_What to do_.
Restate the full set of records exactly, without adding or dropping a word.

_Information given_.
════

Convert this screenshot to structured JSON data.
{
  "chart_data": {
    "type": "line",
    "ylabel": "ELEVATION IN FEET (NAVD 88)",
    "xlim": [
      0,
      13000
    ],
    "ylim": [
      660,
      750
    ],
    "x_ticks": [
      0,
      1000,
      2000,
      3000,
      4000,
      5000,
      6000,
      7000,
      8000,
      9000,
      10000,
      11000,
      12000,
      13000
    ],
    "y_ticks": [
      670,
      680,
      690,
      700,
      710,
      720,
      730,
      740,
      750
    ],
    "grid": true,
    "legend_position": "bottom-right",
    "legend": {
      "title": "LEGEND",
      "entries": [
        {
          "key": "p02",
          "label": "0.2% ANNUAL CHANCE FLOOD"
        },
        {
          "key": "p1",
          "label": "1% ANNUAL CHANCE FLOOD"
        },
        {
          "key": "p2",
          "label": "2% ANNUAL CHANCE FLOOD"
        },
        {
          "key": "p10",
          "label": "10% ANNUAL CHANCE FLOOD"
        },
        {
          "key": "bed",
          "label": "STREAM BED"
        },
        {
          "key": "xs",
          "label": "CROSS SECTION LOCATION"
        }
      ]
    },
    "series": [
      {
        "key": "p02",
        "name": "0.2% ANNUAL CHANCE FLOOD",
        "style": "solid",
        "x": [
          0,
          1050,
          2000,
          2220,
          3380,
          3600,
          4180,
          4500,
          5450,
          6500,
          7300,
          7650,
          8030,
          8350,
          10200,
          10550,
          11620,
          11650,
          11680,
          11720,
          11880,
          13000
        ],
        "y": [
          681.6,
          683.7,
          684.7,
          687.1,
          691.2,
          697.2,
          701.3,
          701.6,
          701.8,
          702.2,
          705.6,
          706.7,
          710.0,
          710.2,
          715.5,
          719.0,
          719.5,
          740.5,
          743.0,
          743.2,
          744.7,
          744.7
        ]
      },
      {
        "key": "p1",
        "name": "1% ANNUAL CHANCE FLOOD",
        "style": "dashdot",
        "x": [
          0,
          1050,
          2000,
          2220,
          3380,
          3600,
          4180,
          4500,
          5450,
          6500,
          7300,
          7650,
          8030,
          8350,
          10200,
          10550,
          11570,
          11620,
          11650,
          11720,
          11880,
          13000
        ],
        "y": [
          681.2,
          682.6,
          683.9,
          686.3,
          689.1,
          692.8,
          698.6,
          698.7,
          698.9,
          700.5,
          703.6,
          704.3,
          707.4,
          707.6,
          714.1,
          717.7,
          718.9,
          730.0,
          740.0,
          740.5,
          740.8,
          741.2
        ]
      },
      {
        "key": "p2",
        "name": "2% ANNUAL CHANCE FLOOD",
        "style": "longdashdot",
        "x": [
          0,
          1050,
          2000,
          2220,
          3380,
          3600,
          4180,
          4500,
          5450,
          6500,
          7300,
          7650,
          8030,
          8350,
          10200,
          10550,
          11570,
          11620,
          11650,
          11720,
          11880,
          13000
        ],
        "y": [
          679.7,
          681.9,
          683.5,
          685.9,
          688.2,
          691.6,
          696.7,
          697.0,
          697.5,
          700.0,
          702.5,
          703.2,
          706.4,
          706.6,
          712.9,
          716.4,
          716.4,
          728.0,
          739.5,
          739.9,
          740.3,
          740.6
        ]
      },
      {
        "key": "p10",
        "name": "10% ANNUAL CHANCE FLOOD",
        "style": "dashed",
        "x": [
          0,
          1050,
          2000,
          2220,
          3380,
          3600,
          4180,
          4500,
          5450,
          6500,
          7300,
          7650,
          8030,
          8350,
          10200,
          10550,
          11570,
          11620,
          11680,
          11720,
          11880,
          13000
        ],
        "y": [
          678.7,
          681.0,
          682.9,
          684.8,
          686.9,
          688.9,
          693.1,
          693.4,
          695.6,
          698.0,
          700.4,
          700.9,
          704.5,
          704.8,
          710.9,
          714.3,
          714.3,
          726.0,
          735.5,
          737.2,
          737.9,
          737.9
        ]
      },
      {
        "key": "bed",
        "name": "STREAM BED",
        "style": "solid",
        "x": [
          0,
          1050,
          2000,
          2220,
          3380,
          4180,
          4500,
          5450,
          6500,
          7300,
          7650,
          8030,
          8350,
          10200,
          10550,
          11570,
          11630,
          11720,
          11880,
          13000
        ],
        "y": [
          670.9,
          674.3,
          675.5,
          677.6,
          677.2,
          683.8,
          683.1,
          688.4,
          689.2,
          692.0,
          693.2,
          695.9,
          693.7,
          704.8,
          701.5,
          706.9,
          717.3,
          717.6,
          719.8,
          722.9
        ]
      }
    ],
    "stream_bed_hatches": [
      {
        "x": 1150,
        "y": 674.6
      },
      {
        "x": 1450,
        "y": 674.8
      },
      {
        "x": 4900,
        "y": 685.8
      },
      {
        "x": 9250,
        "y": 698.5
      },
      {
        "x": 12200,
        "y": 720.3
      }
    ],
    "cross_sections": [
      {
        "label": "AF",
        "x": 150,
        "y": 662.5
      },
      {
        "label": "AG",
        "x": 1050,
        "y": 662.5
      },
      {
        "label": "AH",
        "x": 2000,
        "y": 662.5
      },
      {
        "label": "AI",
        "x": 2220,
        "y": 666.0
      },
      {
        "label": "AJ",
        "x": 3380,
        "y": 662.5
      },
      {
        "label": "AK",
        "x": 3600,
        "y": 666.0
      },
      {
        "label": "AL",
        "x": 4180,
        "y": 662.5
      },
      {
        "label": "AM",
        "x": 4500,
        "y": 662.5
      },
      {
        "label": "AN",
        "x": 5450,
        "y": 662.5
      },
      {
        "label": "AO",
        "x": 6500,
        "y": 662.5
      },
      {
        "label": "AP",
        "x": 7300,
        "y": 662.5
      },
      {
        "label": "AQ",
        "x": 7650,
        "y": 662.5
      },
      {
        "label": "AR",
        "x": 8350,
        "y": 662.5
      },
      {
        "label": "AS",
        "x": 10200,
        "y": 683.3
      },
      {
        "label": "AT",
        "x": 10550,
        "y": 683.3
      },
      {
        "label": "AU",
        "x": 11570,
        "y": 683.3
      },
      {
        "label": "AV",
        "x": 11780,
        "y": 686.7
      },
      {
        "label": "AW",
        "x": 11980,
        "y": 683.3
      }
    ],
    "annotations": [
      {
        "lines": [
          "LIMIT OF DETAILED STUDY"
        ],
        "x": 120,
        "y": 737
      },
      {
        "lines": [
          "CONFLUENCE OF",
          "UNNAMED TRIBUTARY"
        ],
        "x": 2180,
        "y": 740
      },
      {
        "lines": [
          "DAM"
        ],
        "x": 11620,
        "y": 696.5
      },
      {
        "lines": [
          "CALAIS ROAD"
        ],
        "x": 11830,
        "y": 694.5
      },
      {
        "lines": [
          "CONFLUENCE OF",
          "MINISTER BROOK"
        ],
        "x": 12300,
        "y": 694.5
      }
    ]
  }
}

════

_Task response_.
Convert this screenshot to structured JSON data.
{
  "chart_data": {
    "type": "line",
    "ylabel": "ELEVATION IN FEET (NAVD 88)",
    "xlim": [
      0,
      13000
    ],
    "ylim": [
      660,
      750
    ],
    "x_ticks": [
      0,
      1000,
      2000,
      3000,
      4000,
      5000,
      6000,
      7000,
      8000,
      9000,
      10000,
      11000,
      12000,
      13000
    ],
    "y_ticks": [
      670,
      680,
      690,
      700,
      710,
      720,
      730,
      740,
      750
    ],
    "grid": true,
    "legend_position": "bottom-right",
    "legend": {
      "title": "LEGEND",
      "entries": [
        {
          "key": "p02",
          "label": "0.2% ANNUAL CHANCE FLOOD"
        },
        {
          "key": "p1",
          "label": "1% ANNUAL CHANCE FLOOD"
        },
        {
          "key": "p2",
          "label": "2% ANNUAL CHANCE FLOOD"
        },
        {
          "key": "p10",
          "label": "10% ANNUAL CHANCE FLOOD"
        },
        {
          "key": "bed",
          "label": "STREAM BED"
        },
        {
          "key": "xs",
          "label": "CROSS SECTION LOCATION"
        }
      ]
    },
    "series": [
      {
        "key": "p02",
        "name": "0.2% ANNUAL CHANCE FLOOD",
        "style": "solid",
        "x": [
          0,
          1050,
          2000,
          2220,
          3380,
          3600,
          4180,
          4500,
          5450,
          6500,
          7300,
          7650,
          8030,
          8350,
          10200,
          10550,
          11620,
          11650,
          11680,
          11720,
          11880,
          13000
        ],
        "y": [
          681.6,
          683.7,
          684.7,
          687.1,
          691.2,
          697.2,
          701.3,
          701.6,
          701.8,
          702.2,
          705.6,
          706.7,
          710.0,
          710.2,
          715.5,
          719.0,
          719.5,
          740.5,
          743.0,
          743.2,
          744.7,
          744.7
        ]
      },
      {
        "key": "p1",
        "name": "1% ANNUAL CHANCE FLOOD",
        "style": "dashdot",
        "x": [
          0,
          1050,
          2000,
          2220,
          3380,
          3600,
          4180,
          4500,
          5450,
          6500,
          7300,
          7650,
          8030,
          8350,
          10200,
          10550,
          11570,
          11620,
          11650,
          11720,
          11880,
          13000
        ],
        "y": [
          681.2,
          682.6,
          683.9,
          686.3,
          689.1,
          692.8,
          698.6,
          698.7,
          698.9,
          700.5,
          703.6,
          704.3,
          707.4,
          707.6,
          714.1,
          717.7,
          718.9,
          730.0,
          740.0,
          740.5,
          740.8,
          741.2
        ]
      },
      {
        "key": "p2",
        "name": "2% ANNUAL CHANCE FLOOD",
        "style": "longdashdot",
        "x": [
          0,
          1050,
          2000,
          2220,
          3380,
          3600,
          4180,
          4500,
          5450,
          6500,
          7300,
          7650,
          8030,
          8350,
          10200,
          10550,
          11570,
          11620,
          11650,
          11720,
          11880,
          13000
        ],
        "y": [
          679.7,
          681.9,
          683.5,
          685.9,
          688.2,
          691.6,
          696.7,
          697.0,
          697.5,
          700.0,
          702.5,
          703.2,
          706.4,
          706.6,
          712.9,
          716.4,
          716.4,
          728.0,
          739.5,
          739.9,
          740.3,
          740.6
        ]
      },
      {
        "key": "p10",
        "name": "10% ANNUAL CHANCE FLOOD",
        "style": "dashed",
        "x": [
          0,
          1050,
          2000,
          2220,
          3380,
          3600,
          4180,
          4500,
          5450,
          6500,
          7300,
          7650,
          8030,
          8350,
          10200,
          10550,
          11570,
          11620,
          11680,
          11720,
          11880,
          13000
        ],
        "y": [
          678.7,
          681.0,
          682.9,
          684.8,
          686.9,
          688.9,
          693.1,
          693.4,
          695.6,
          698.0,
          700.4,
          700.9,
          704.5,
          704.8,
          710.9,
          714.3,
          714.3,
          726.0,
          735.5,
          737.2,
          737.9,
          737.9
        ]
      },
      {
        "key": "bed",
        "name": "STREAM BED",
        "style": "solid",
        "x": [
          0,
          1050,
          2000,
          2220,
          3380,
          4180,
          4500,
          5450,
          6500,
          7300,
          7650,
          8030,
          8350,
          10200,
          10550,
          11570,
          11630,
          11720,
          11880,
          13000
        ],
        "y": [
          670.9,
          674.3,
          675.5,
          677.6,
          677.2,
          683.8,
          683.1,
          688.4,
          689.2,
          692.0,
          693.2,
          695.9,
          693.7,
          704.8,
          701.5,
          706.9,
          717.3,
          717.6,
          719.8,
          722.9
        ]
      }
    ],
    "stream_bed_hatches": [
      {
        "x": 1150,
        "y": 674.6
      },
      {
        "x": 1450,
        "y": 674.8
      },
      {
        "x": 4900,
        "y": 685.8
      },
      {
        "x": 9250,
        "y": 698.5
      },
      {
        "x": 12200,
        "y": 720.3
      }
    ],
    "cross_sections": [
      {
        "label": "AF",
        "x": 150,
        "y": 662.5
      },
      {
        "label": "AG",
        "x": 1050,
        "y": 662.5
      },
      {
        "label": "AH",
        "x": 2000,
        "y": 662.5
      },
      {
        "label": "AI",
        "x": 2220,
        "y": 666.0
      },
      {
        "label": "AJ",
        "x": 3380,
        "y": 662.5
      },
      {
        "label": "AK",
        "x": 3600,
        "y": 666.0
      },
      {
        "label": "AL",
        "x": 4180,
        "y": 662.5
      },
      {
        "label": "AM",
        "x": 4500,
        "y": 662.5
      },
      {
        "label": "AN",
        "x": 5450,
        "y": 662.5
      },
      {
        "label": "AO",
        "x": 6500,
        "y": 662.5
      },
      {
        "label": "AP",
        "x": 7300,
        "y": 662.5
      },
      {
        "label": "AQ",
        "x": 7650,
        "y": 662.5
      },
      {
        "label": "AR",
        "x": 8350,
        "y": 662.5
      },
      {
        "label": "AS",
        "x": 10200,
        "y": 683.3
      },
      {
        "label": "AT",
        "x": 10550,
        "y": 683.3
      },
      {
        "label": "AU",
        "x": 11570,
        "y": 683.3
      },
      {
        "label": "AV",
        "x": 11780,
        "y": 686.7
      },
      {
        "label": "AW",
        "x": 11980,
        "y": 683.3
      }
    ],
    "annotations": [
      {
        "lines": [
          "LIMIT OF DETAILED STUDY"
        ],
        "x": 120,
        "y": 737
      },
      {
        "lines": [
          "CONFLUENCE OF",
          "UNNAMED TRIBUTARY"
        ],
        "x": 2180,
        "y": 740
      },
      {
        "lines": [
          "DAM"
        ],
        "x": 11620,
        "y": 696.5
      },
      {
        "lines": [
          "CALAIS ROAD"
        ],
        "x": 11830,
        "y": 694.5
      },
      {
        "lines": [
          "CONFLUENCE OF",
          "MINISTER BROOK"
        ],
        "x": 12300,
        "y": 694.5
      }
    ]
  }
}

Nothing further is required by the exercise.